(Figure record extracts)
★ ★ ★ ★ ★ ★ ★

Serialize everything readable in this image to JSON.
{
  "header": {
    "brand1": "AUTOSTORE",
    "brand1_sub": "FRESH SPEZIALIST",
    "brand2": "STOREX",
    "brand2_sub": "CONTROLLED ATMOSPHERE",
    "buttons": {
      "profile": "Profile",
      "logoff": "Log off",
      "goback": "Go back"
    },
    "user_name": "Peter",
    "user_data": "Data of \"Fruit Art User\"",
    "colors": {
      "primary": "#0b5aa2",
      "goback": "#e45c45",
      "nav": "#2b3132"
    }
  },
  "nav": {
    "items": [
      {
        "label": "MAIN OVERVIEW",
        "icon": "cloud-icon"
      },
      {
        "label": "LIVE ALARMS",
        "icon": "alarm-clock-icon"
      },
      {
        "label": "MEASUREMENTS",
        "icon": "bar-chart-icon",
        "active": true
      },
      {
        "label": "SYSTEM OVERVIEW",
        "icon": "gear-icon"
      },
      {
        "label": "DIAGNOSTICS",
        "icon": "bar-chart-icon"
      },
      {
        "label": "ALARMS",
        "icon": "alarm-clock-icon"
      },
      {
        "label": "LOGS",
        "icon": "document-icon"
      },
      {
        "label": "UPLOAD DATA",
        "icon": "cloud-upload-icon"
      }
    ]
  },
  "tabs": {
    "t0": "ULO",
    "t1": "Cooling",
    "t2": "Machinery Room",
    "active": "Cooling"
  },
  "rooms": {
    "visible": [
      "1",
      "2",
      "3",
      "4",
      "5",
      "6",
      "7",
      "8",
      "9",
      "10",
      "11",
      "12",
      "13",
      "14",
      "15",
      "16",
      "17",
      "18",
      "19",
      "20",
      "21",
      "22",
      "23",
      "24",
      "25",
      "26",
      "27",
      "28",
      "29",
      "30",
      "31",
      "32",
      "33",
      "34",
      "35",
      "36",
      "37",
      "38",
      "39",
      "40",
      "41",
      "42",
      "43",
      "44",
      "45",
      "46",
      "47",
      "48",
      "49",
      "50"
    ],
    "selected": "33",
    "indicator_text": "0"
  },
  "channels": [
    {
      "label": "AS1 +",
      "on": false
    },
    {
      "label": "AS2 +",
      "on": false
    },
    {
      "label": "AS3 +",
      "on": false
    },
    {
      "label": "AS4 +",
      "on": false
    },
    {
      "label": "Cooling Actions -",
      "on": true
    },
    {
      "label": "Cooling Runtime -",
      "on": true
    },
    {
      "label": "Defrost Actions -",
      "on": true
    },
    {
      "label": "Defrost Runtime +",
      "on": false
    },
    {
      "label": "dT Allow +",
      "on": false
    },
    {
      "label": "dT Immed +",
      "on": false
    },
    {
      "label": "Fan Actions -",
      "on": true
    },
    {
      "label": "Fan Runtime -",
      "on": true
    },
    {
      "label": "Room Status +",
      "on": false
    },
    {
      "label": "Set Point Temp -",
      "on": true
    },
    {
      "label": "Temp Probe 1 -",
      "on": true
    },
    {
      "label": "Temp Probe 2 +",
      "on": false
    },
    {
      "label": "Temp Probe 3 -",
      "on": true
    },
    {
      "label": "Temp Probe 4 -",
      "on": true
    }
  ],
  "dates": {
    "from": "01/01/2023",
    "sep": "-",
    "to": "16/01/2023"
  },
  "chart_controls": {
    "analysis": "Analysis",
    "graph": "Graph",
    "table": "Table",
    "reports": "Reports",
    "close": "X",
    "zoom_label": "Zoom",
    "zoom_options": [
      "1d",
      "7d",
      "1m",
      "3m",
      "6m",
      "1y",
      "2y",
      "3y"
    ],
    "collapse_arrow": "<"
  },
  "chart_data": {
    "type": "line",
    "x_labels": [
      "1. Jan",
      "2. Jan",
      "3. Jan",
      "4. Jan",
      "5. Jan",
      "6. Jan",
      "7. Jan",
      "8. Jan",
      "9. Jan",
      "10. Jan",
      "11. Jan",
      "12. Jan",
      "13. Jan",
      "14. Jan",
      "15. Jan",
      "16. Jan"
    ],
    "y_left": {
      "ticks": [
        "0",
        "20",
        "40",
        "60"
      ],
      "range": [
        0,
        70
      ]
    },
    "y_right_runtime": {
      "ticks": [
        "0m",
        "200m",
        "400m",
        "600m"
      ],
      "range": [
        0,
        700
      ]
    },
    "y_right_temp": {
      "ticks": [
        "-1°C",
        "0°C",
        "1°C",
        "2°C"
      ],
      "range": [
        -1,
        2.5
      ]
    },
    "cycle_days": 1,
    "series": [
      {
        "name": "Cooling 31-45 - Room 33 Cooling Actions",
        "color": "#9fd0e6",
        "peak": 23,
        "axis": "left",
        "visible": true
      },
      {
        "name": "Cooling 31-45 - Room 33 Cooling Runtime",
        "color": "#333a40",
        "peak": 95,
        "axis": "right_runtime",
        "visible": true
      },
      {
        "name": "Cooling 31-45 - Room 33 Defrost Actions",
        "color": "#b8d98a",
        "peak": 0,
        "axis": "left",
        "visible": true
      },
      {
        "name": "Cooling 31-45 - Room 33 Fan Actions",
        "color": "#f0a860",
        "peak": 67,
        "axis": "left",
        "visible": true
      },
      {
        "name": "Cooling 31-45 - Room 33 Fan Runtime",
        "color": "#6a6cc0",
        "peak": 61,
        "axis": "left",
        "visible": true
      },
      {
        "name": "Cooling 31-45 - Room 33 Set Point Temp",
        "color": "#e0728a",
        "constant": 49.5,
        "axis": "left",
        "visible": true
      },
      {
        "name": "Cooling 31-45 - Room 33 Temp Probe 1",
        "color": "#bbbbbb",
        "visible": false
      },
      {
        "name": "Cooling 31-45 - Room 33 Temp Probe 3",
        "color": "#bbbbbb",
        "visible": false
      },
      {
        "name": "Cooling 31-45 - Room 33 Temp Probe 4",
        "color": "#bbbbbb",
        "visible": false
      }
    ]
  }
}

★ ★ ★ ★ ★ ★ ★

**Set task**
Extract each entry in full, exactly as given.

**Solution**
Serialize everything readable in this image to JSON.
{
  "header": {
    "brand1": "AUTOSTORE",
    "brand1_sub": "FRESH SPEZIALIST",
    "brand2": "STOREX",
    "brand2_sub": "CONTROLLED ATMOSPHERE",
    "buttons": {
      "profile": "Profile",
      "logoff": "Log off",
      "goback": "Go back"
    },
    "user_name": "Peter",
    "user_data": "Data of \"Fruit Art User\"",
    "colors": {
      "primary": "#0b5aa2",
      "goback": "#e45c45",
      "nav": "#2b3132"
    }
  },
  "nav": {
    "items": [
      {
        "label": "MAIN OVERVIEW",
        "icon": "cloud-icon"
      },
      {
        "label": "LIVE ALARMS",
        "icon": "alarm-clock-icon"
      },
      {
        "label": "MEASUREMENTS",
        "icon": "bar-chart-icon",
        "active": true
      },
      {
        "label": "SYSTEM OVERVIEW",
        "icon": "gear-icon"
      },
      {
        "label": "DIAGNOSTICS",
        "icon": "bar-chart-icon"
      },
      {
        "label": "ALARMS",
        "icon": "alarm-clock-icon"
      },
      {
        "label": "LOGS",
        "icon": "document-icon"
      },
      {
        "label": "UPLOAD DATA",
        "icon": "cloud-upload-icon"
      }
    ]
  },
  "tabs": {
    "t0": "ULO",
    "t1": "Cooling",
    "t2": "Machinery Room",
    "active": "Cooling"
  },
  "rooms": {
    "visible": [
      "1",
      "2",
      "3",
      "4",
      "5",
      "6",
      "7",
      "8",
      "9",
      "10",
      "11",
      "12",
      "13",
      "14",
      "15",
      "16",
      "17",
      "18",
      "19",
      "20",
      "21",
      "22",
      "23",
      "24",
      "25",
      "26",
      "27",
      "28",
      "29",
      "30",
      "31",
      "32",
      "33",
      "34",
      "35",
      "36",
      "37",
      "38",
      "39",
      "40",
      "41",
      "42",
      "43",
      "44",
      "45",
      "46",
      "47",
      "48",
      "49",
      "50"
    ],
    "selected": "33",
    "indicator_text": "0"
  },
  "channels": [
    {
      "label": "AS1 +",
      "on": false
    },
    {
      "label": "AS2 +",
      "on": false
    },
    {
      "label": "AS3 +",
      "on": false
    },
    {
      "label": "AS4 +",
      "on": false
    },
    {
      "label": "Cooling Actions -",
      "on": true
    },
    {
      "label": "Cooling Runtime -",
      "on": true
    },
    {
      "label": "Defrost Actions -",
      "on": true
    },
    {
      "label": "Defrost Runtime +",
      "on": false
    },
    {
      "label": "dT Allow +",
      "on": false
    },
    {
      "label": "dT Immed +",
      "on": false
    },
    {
      "label": "Fan Actions -",
      "on": true
    },
    {
      "label": "Fan Runtime -",
      "on": true
    },
    {
      "label": "Room Status +",
      "on": false
    },
    {
      "label": "Set Point Temp -",
      "on": true
    },
    {
      "label": "Temp Probe 1 -",
      "on": true
    },
    {
      "label": "Temp Probe 2 +",
      "on": false
    },
    {
      "label": "Temp Probe 3 -",
      "on": true
    },
    {
      "label": "Temp Probe 4 -",
      "on": true
    }
  ],
  "dates": {
    "from": "01/01/2023",
    "sep": "-",
    "to": "16/01/2023"
  },
  "chart_controls": {
    "analysis": "Analysis",
    "graph": "Graph",
    "table": "Table",
    "reports": "Reports",
    "close": "X",
    "zoom_label": "Zoom",
    "zoom_options": [
      "1d",
      "7d",
      "1m",
      "3m",
      "6m",
      "1y",
      "2y",
      "3y"
    ],
    "collapse_arrow": "<"
  },
  "chart_data": {
    "type": "line",
    "x_labels": [
      "1. Jan",
      "2. Jan",
      "3. Jan",
      "4. Jan",
      "5. Jan",
      "6. Jan",
      "7. Jan",
      "8. Jan",
      "9. Jan",
      "10. Jan",
      "11. Jan",
      "12. Jan",
      "13. Jan",
      "14. Jan",
      "15. Jan",
      "16. Jan"
    ],
    "y_left": {
      "ticks": [
        "0",
        "20",
        "40",
        "60"
      ],
      "range": [
        0,
        70
      ]
    },
    "y_right_runtime": {
      "ticks": [
        "0m",
        "200m",
        "400m",
        "600m"
      ],
      "range": [
        0,
        700
      ]
    },
    "y_right_temp": {
      "ticks": [
        "-1°C",
        "0°C",
        "1°C",
        "2°C"
      ],
      "range": [
        -1,
        2.5
      ]
    },
    "cycle_days": 1,
    "series": [
      {
        "name": "Cooling 31-45 - Room 33 Cooling Actions",
        "color": "#9fd0e6",
        "peak": 23,
        "axis": "left",
        "visible": true
      },
      {
        "name": "Cooling 31-45 - Room 33 Cooling Runtime",
        "color": "#333a40",
        "peak": 95,
        "axis": "right_runtime",
        "visible": true
      },
      {
        "name": "Cooling 31-45 - Room 33 Defrost Actions",
        "color": "#b8d98a",
        "peak": 0,
        "axis": "left",
        "visible": true
      },
      {
        "name": "Cooling 31-45 - Room 33 Fan Actions",
        "color": "#f0a860",
        "peak": 67,
        "axis": "left",
        "visible": true
      },
      {
        "name": "Cooling 31-45 - Room 33 Fan Runtime",
        "color": "#6a6cc0",
        "peak": 61,
        "axis": "left",
        "visible": true
      },
      {
        "name": "Cooling 31-45 - Room 33 Set Point Temp",
        "color": "#e0728a",
        "constant": 49.5,
        "axis": "left",
        "visible": true
      },
      {
        "name": "Cooling 31-45 - Room 33 Temp Probe 1",
        "color": "#bbbbbb",
        "visible": false
      },
      {
        "name": "Cooling 31-45 - Room 33 Temp Probe 3",
        "color": "#bbbbbb",
        "visible": false
      },
      {
        "name": "Cooling 31-45 - Room 33 Temp Probe 4",
        "color": "#bbbbbb",
        "visible": false
      }
    ]
  }
}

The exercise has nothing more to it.